Find each line containing the string "JSON". Copy it.

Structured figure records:

__________

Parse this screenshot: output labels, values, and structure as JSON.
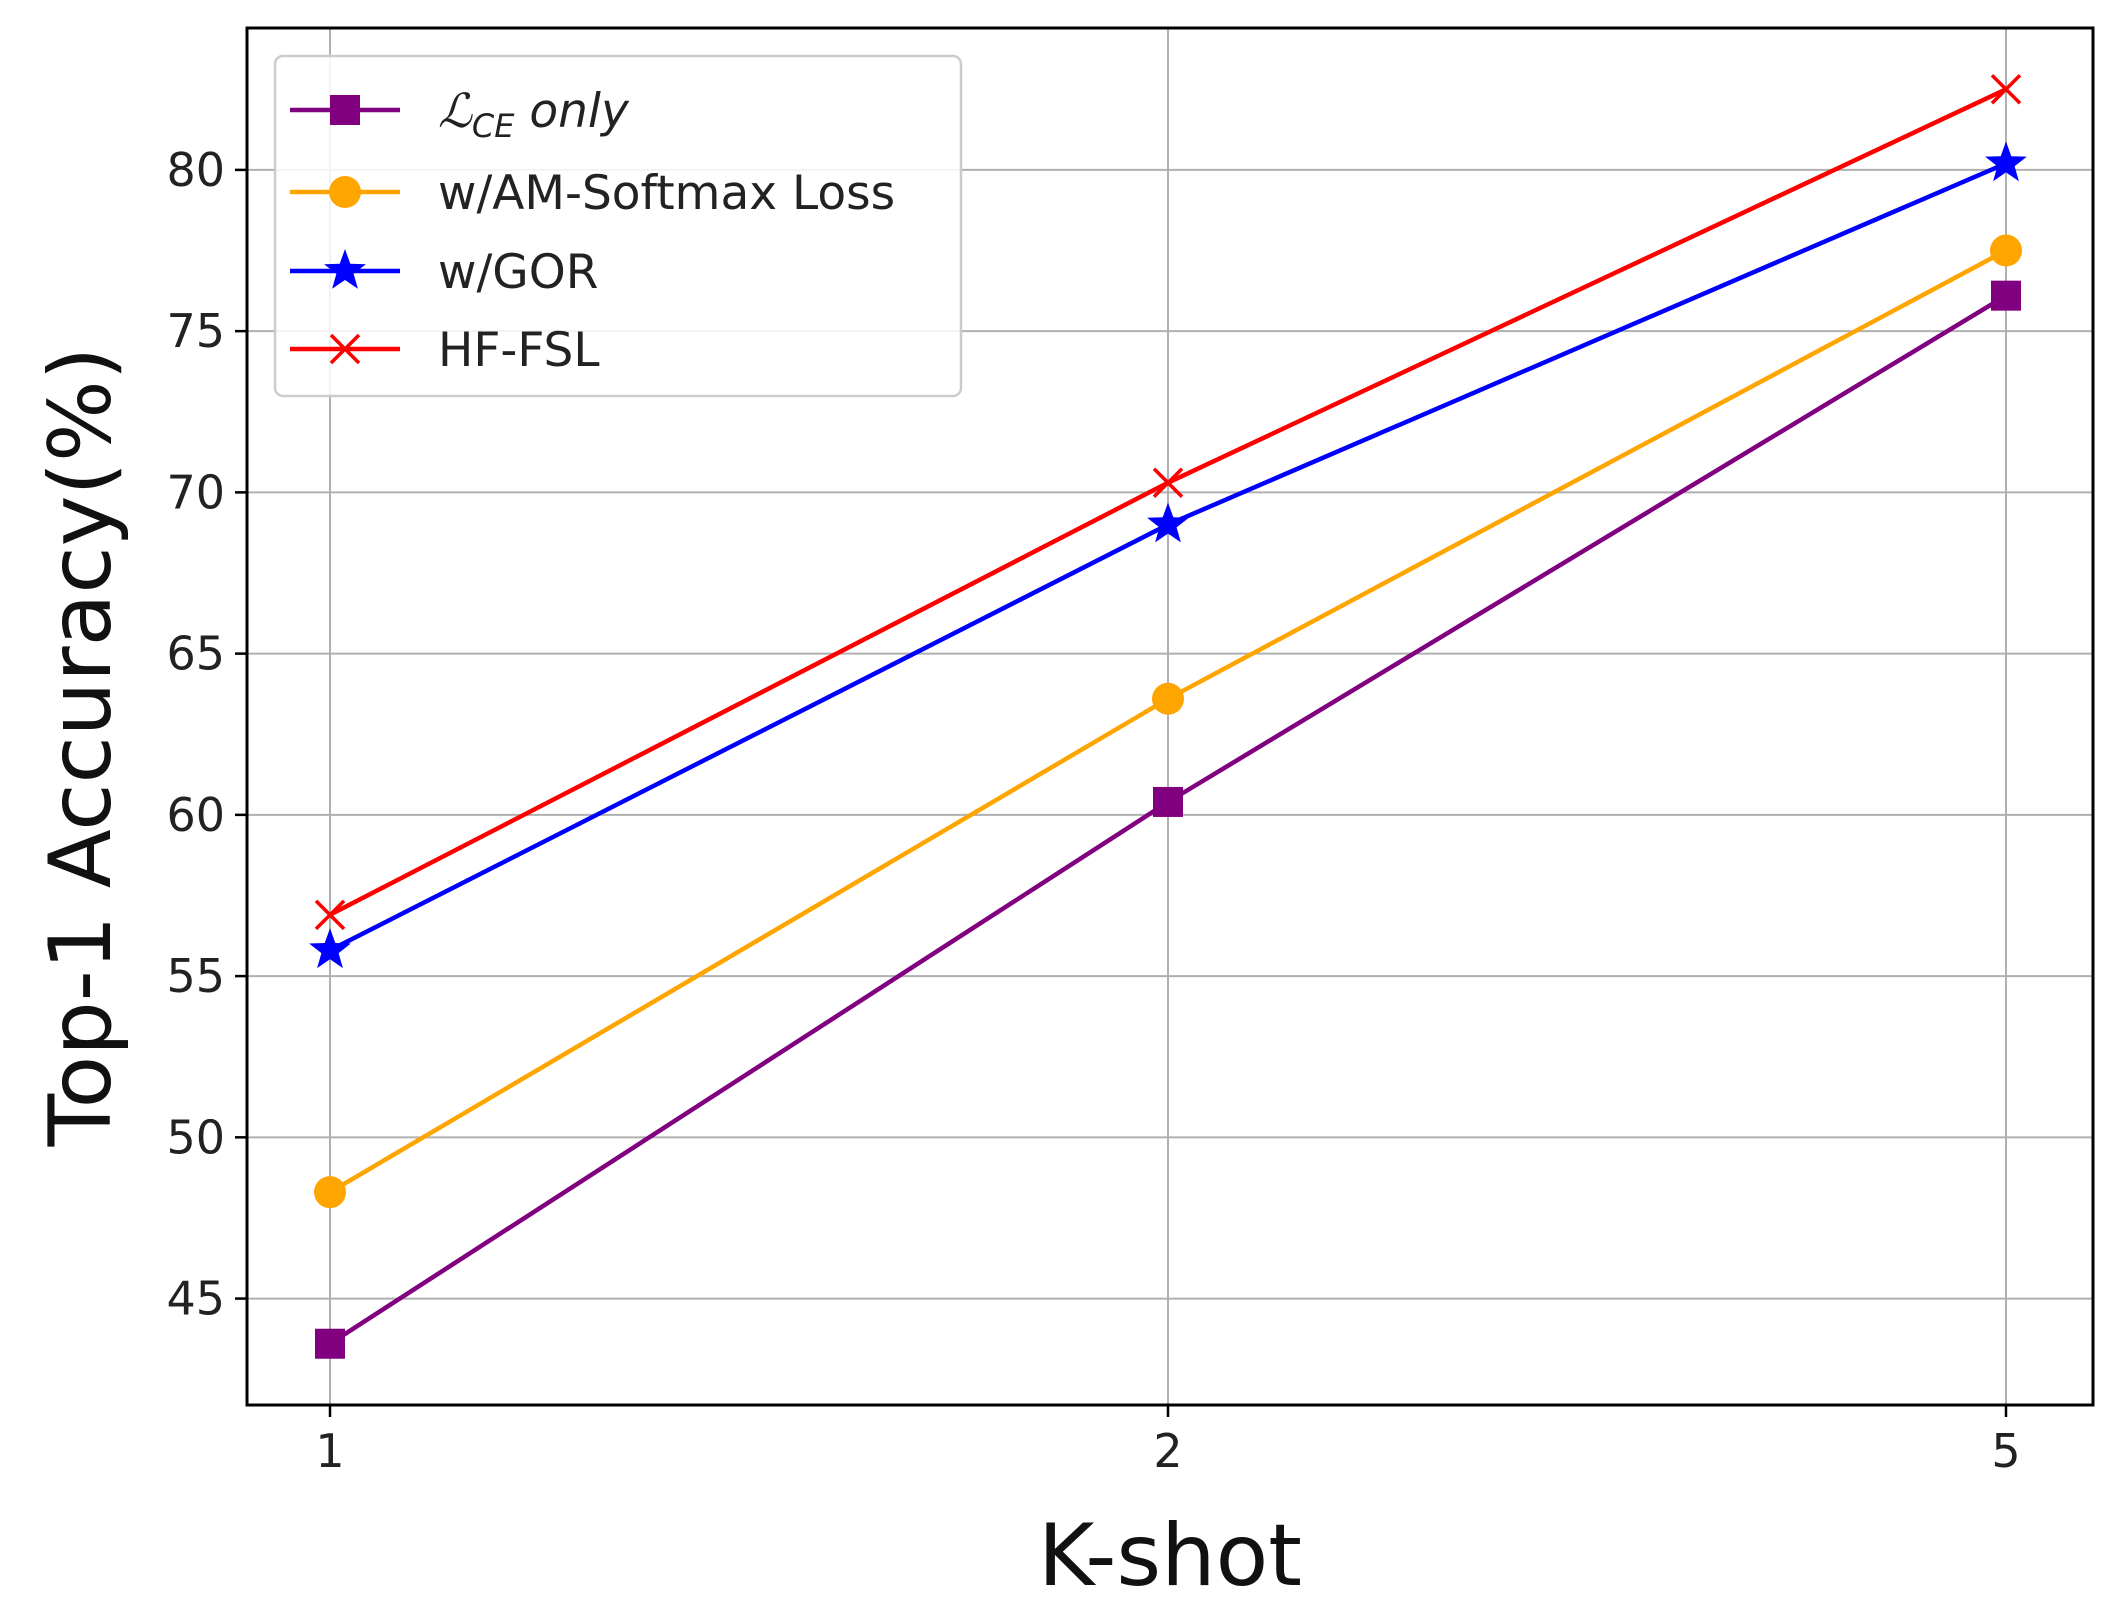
{
  "chart_data": {
    "type": "line",
    "xlabel": "K-shot",
    "ylabel": "Top-1 Accuracy(%)",
    "categories": [
      "1",
      "2",
      "5"
    ],
    "ylim": [
      41.7,
      84.4
    ],
    "yticks": [
      45,
      50,
      55,
      60,
      65,
      70,
      75,
      80
    ],
    "grid": true,
    "legend_position": "top-left",
    "series": [
      {
        "name": "ℒCE only",
        "name_main": "ℒ",
        "name_sub": "CE",
        "name_rest": " only",
        "color": "#800080",
        "marker": "square",
        "values": [
          43.6,
          60.4,
          76.1
        ]
      },
      {
        "name": "w/AM-Softmax Loss",
        "color": "#FFA500",
        "marker": "circle",
        "values": [
          48.3,
          63.6,
          77.5
        ]
      },
      {
        "name": "w/GOR",
        "color": "#0000FF",
        "marker": "star",
        "values": [
          55.8,
          69.0,
          80.2
        ]
      },
      {
        "name": "HF-FSL",
        "color": "#FF0000",
        "marker": "x",
        "values": [
          56.9,
          70.3,
          82.5
        ]
      }
    ]
  }
}
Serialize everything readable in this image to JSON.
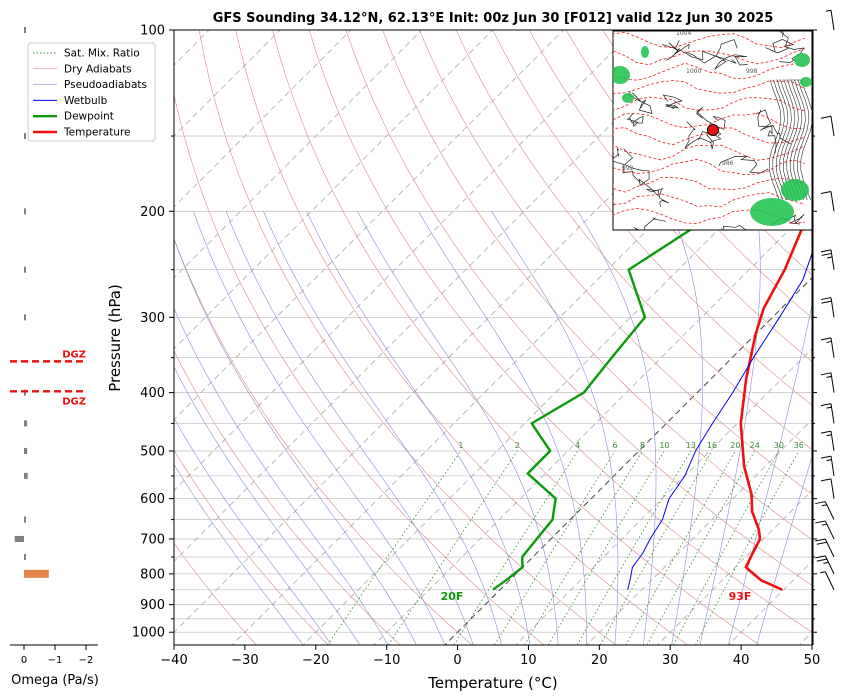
{
  "chart_data": {
    "type": "skew-t",
    "title": "GFS Sounding 34.12°N, 62.13°E Init: 00z Jun 30 [F012] valid 12z Jun 30 2025",
    "xlabel": "Temperature (°C)",
    "ylabel": "Pressure (hPa)",
    "x_ticks": [
      "−40",
      "−30",
      "−20",
      "−10",
      "0",
      "10",
      "20",
      "30",
      "40",
      "50"
    ],
    "x_tick_values": [
      -40,
      -30,
      -20,
      -10,
      0,
      10,
      20,
      30,
      40,
      50
    ],
    "xlim": [
      -40,
      50
    ],
    "ylim": [
      1050,
      100
    ],
    "y_ticks": [
      "100",
      "200",
      "300",
      "400",
      "500",
      "600",
      "700",
      "800",
      "900",
      "1000"
    ],
    "y_tick_values": [
      100,
      200,
      300,
      400,
      500,
      600,
      700,
      800,
      900,
      1000
    ],
    "y_scale": "log",
    "grid": true,
    "legend": {
      "position": "top-left (outside plot)",
      "entries": [
        {
          "label": "Sat. Mix. Ratio",
          "color": "#2e8b2e",
          "style": "dotted"
        },
        {
          "label": "Dry Adiabats",
          "color": "#d98c8c",
          "style": "solid-thin"
        },
        {
          "label": "Pseudoadiabats",
          "color": "#8c8cd9",
          "style": "solid-thin"
        },
        {
          "label": "Wetbulb",
          "color": "#0000ee",
          "style": "solid"
        },
        {
          "label": "Dewpoint",
          "color": "#0a9a0a",
          "style": "solid-thick"
        },
        {
          "label": "Temperature",
          "color": "#ee1111",
          "style": "solid-thick"
        }
      ]
    },
    "series": [
      {
        "name": "Temperature",
        "color": "#ee1111",
        "points": [
          [
            39.8,
            850
          ],
          [
            35.5,
            820
          ],
          [
            31.5,
            780
          ],
          [
            30.5,
            740
          ],
          [
            29.5,
            700
          ],
          [
            28,
            675
          ],
          [
            24.5,
            630
          ],
          [
            22,
            590
          ],
          [
            17,
            530
          ],
          [
            10.5,
            450
          ],
          [
            5,
            380
          ],
          [
            0,
            320
          ],
          [
            -2.5,
            290
          ],
          [
            -5,
            250
          ],
          [
            -12,
            180
          ],
          [
            -13,
            160
          ],
          [
            -17,
            130
          ],
          [
            -19.5,
            100
          ]
        ]
      },
      {
        "name": "Wetbulb",
        "color": "#0000ee",
        "points": [
          [
            18,
            850
          ],
          [
            17,
            820
          ],
          [
            15.5,
            780
          ],
          [
            15,
            740
          ],
          [
            14,
            700
          ],
          [
            13,
            650
          ],
          [
            11,
            600
          ],
          [
            10,
            550
          ],
          [
            8,
            500
          ],
          [
            6.5,
            450
          ],
          [
            5,
            400
          ],
          [
            3,
            350
          ],
          [
            1,
            300
          ],
          [
            -1,
            260
          ],
          [
            -5,
            220
          ],
          [
            -8,
            190
          ],
          [
            -10,
            170
          ],
          [
            -12.5,
            150
          ]
        ]
      },
      {
        "name": "Dewpoint",
        "color": "#0a9a0a",
        "points": [
          [
            -1,
            850
          ],
          [
            -0.5,
            820
          ],
          [
            0,
            780
          ],
          [
            -1.5,
            750
          ],
          [
            -2,
            700
          ],
          [
            -2.5,
            650
          ],
          [
            -5,
            600
          ],
          [
            -12.5,
            545
          ],
          [
            -12.5,
            500
          ],
          [
            -19,
            450
          ],
          [
            -16,
            400
          ],
          [
            -17,
            350
          ],
          [
            -18,
            300
          ],
          [
            -27,
            250
          ],
          [
            -22.5,
            200
          ],
          [
            -20,
            160
          ],
          [
            -19.5,
            130
          ],
          [
            -19,
            100
          ]
        ]
      }
    ],
    "mixing_ratio_labels": [
      "1",
      "2",
      "4",
      "6",
      "8",
      "10",
      "13",
      "16",
      "20",
      "24",
      "30",
      "36"
    ],
    "mixing_ratio_values": [
      1,
      2,
      4,
      6,
      8,
      10,
      13,
      16,
      20,
      24,
      30,
      36
    ],
    "surface_labels": {
      "dewpoint": "20F",
      "temperature": "93F"
    },
    "dgz_label": "DGZ",
    "dgz_levels_hpa": [
      355,
      398
    ],
    "omega": {
      "xlabel": "Omega (Pa/s)",
      "x_ticks": [
        "0",
        "−1",
        "−2"
      ],
      "x_tick_values": [
        0,
        -1,
        -2
      ],
      "levels": [
        100,
        150,
        200,
        250,
        300,
        400,
        450,
        500,
        550,
        650,
        700,
        750,
        800
      ],
      "values": [
        -0.02,
        -0.03,
        -0.05,
        -0.06,
        -0.03,
        -0.02,
        -0.1,
        -0.1,
        -0.12,
        -0.05,
        0.3,
        -0.05,
        -0.8
      ]
    },
    "wind_barbs": {
      "levels": [
        100,
        150,
        200,
        250,
        300,
        350,
        400,
        450,
        500,
        550,
        600,
        650,
        700,
        750,
        800,
        850
      ],
      "speed_kt": [
        5,
        10,
        10,
        25,
        20,
        15,
        15,
        15,
        15,
        15,
        10,
        15,
        15,
        20,
        25,
        5
      ]
    },
    "inset_map": {
      "description": "sea-level pressure contours with station marker",
      "contour_labels": [
        "1004",
        "1000",
        "998",
        "992",
        "986"
      ]
    }
  }
}
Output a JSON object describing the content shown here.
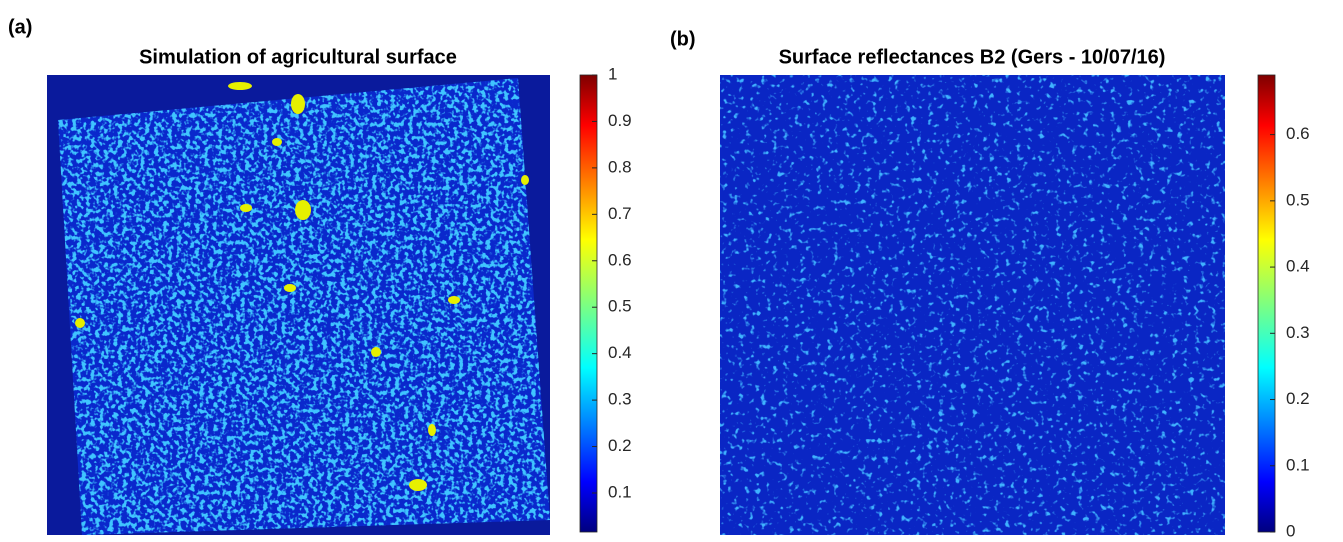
{
  "chart_data": [
    {
      "type": "heatmap",
      "panel_label": "(a)",
      "title": "Simulation of agricultural surface",
      "colormap": "jet",
      "ylim": [
        0.016,
        1
      ],
      "yticks": [
        0.1,
        0.2,
        0.3,
        0.4,
        0.5,
        0.6,
        0.7,
        0.8,
        0.9,
        1
      ]
    },
    {
      "type": "heatmap",
      "panel_label": "(b)",
      "title": "Surface reflectances B2 (Gers - 10/07/16)",
      "colormap": "jet",
      "ylim": [
        0,
        0.69
      ],
      "yticks": [
        0,
        0.1,
        0.2,
        0.3,
        0.4,
        0.5,
        0.6
      ]
    }
  ]
}
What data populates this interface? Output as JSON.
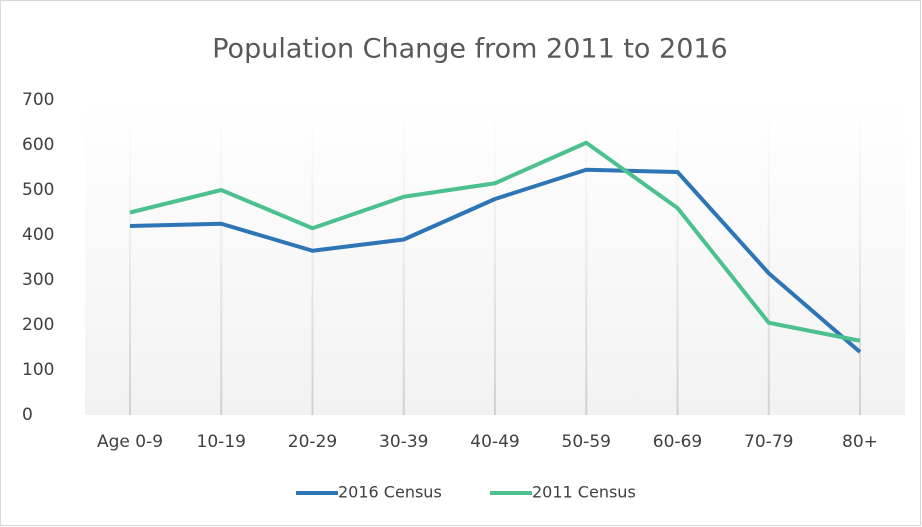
{
  "chart_data": {
    "type": "line",
    "title": "Population Change from 2011 to 2016",
    "categories": [
      "Age 0-9",
      "10-19",
      "20-29",
      "30-39",
      "40-49",
      "50-59",
      "60-69",
      "70-79",
      "80+"
    ],
    "series": [
      {
        "name": "2016 Census",
        "color": "#2e75b6",
        "values": [
          420,
          425,
          365,
          390,
          480,
          545,
          540,
          315,
          140
        ]
      },
      {
        "name": "2011 Census",
        "color": "#4cc18f",
        "values": [
          450,
          500,
          415,
          485,
          515,
          605,
          460,
          205,
          165
        ]
      }
    ],
    "ylim": [
      0,
      700
    ],
    "yticks": [
      0,
      100,
      200,
      300,
      400,
      500,
      600,
      700
    ],
    "grid": "x",
    "legend": "bottom"
  }
}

__________

SOLUTION TO THE PROBLEM:
Parse this screenshot: output labels, values, and structure as JSON.
Serialize everything readable in this image to JSON.
Output a JSON object describing the content shown here.
What data populates this interface? Output as JSON.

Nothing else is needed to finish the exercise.